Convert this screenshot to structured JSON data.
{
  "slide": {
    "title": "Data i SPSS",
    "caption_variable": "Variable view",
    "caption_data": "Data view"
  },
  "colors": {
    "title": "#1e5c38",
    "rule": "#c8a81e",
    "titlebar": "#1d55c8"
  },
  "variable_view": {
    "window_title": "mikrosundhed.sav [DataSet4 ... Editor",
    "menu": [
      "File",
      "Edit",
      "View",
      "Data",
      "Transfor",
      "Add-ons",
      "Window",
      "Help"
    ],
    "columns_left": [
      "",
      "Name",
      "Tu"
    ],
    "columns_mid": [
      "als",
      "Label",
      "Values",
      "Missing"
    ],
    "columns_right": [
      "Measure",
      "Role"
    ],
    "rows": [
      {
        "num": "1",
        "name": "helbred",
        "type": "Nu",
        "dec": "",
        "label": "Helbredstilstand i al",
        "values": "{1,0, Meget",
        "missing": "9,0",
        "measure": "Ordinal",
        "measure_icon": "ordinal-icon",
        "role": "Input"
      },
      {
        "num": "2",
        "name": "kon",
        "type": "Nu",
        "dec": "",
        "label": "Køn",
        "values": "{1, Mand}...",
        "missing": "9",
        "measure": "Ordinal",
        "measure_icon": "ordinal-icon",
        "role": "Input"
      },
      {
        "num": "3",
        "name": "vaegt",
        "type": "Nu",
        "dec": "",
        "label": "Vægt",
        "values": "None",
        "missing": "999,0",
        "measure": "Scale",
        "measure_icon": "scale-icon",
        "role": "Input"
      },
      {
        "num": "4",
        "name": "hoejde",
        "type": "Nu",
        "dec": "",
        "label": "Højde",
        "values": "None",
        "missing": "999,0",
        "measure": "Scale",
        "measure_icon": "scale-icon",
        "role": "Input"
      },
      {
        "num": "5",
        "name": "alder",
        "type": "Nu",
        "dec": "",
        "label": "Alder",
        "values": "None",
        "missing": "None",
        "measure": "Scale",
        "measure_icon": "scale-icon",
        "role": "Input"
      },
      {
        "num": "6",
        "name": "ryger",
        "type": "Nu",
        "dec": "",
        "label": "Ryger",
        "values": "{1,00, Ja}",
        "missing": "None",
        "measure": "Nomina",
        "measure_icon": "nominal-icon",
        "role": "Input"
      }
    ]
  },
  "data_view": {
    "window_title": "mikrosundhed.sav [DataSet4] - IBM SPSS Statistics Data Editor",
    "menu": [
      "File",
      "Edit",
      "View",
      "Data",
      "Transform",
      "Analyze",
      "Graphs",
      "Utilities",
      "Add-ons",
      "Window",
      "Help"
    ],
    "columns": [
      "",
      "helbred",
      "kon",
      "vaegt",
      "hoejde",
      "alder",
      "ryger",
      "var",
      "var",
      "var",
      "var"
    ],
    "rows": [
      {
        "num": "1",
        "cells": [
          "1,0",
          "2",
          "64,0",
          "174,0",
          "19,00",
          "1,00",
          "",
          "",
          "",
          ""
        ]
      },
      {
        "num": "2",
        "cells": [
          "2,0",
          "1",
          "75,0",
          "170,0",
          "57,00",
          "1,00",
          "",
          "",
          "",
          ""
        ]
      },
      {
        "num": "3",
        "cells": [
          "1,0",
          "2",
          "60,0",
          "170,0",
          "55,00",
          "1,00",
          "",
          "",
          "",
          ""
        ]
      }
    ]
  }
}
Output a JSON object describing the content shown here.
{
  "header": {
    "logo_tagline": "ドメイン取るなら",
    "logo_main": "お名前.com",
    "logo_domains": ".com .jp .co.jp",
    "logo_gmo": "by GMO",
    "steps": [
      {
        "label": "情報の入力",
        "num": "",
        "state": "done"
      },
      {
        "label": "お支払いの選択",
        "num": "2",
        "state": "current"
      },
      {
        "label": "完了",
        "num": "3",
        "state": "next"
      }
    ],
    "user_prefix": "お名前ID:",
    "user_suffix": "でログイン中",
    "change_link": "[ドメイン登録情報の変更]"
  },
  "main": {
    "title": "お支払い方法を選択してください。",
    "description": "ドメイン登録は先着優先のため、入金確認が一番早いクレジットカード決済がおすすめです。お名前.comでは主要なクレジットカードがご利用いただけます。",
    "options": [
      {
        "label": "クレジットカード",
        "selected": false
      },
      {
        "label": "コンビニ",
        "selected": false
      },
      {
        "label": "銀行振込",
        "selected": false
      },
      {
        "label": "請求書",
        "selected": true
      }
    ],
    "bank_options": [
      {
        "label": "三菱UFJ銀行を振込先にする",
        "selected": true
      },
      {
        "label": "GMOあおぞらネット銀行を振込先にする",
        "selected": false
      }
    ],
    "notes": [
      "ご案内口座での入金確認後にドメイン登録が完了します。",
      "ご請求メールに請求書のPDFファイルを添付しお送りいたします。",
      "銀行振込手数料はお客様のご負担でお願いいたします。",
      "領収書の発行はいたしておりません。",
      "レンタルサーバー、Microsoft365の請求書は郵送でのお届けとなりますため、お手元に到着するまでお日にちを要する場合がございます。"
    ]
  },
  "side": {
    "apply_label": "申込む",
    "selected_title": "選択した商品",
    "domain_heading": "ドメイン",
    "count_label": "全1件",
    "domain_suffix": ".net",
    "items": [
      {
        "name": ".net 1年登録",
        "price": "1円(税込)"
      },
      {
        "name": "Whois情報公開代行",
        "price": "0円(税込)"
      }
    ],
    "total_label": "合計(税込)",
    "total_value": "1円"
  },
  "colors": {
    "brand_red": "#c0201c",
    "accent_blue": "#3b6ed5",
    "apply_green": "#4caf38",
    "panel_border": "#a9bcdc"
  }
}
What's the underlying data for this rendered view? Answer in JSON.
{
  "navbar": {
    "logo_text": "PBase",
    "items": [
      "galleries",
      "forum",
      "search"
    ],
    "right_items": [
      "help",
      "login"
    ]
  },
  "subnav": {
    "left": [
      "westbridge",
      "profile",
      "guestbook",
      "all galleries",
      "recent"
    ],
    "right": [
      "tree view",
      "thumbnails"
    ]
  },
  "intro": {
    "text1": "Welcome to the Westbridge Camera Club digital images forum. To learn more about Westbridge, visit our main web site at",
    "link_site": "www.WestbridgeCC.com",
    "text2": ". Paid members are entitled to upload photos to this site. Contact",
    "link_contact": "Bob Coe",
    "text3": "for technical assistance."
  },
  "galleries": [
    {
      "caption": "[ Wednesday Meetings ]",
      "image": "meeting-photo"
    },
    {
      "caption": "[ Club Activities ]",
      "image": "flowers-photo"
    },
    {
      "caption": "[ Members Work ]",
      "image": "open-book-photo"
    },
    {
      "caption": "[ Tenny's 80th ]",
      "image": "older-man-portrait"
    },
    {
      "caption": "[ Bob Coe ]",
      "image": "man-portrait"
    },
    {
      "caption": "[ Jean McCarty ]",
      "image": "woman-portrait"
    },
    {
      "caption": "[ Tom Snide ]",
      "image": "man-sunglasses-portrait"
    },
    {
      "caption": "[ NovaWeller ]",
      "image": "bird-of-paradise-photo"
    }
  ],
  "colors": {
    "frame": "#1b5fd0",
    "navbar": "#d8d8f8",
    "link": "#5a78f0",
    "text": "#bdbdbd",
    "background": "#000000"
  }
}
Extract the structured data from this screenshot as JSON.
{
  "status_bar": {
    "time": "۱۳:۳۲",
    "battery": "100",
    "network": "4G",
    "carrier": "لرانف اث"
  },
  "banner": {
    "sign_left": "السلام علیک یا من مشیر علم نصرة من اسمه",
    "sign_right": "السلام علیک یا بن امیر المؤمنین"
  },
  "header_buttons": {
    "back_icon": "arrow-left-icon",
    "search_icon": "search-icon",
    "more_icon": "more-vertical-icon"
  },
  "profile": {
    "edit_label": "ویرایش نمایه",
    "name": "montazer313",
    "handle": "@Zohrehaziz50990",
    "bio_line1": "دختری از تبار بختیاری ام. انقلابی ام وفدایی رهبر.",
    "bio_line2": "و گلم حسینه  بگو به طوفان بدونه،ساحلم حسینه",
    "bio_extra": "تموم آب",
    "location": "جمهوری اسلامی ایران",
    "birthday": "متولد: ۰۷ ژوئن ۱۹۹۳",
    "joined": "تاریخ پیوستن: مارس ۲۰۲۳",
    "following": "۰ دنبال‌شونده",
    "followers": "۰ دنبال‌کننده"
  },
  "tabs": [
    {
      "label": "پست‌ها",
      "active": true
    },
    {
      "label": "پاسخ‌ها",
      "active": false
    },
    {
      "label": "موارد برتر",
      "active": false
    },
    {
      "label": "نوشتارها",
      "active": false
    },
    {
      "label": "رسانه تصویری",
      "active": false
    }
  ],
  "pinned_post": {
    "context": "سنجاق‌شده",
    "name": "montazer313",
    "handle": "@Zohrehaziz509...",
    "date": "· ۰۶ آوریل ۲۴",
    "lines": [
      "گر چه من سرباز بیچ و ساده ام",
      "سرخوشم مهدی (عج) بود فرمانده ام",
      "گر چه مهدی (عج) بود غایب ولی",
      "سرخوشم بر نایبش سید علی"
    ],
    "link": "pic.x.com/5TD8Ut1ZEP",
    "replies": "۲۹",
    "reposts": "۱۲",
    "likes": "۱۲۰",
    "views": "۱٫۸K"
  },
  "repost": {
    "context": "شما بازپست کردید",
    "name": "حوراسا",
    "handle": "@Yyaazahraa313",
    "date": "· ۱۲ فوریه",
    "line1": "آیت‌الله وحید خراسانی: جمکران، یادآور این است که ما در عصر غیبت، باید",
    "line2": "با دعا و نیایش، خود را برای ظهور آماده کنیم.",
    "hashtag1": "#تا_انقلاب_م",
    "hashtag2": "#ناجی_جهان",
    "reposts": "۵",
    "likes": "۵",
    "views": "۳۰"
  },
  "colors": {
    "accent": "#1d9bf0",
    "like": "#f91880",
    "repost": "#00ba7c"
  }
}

Stated problem: Return every line from the records above that holds the word "Editor".

Written answer:
    "window_title": "mikrosundhed.sav [DataSet4 ... Editor",
    "window_title": "mikrosundhed.sav [DataSet4] - IBM SPSS Statistics Data Editor",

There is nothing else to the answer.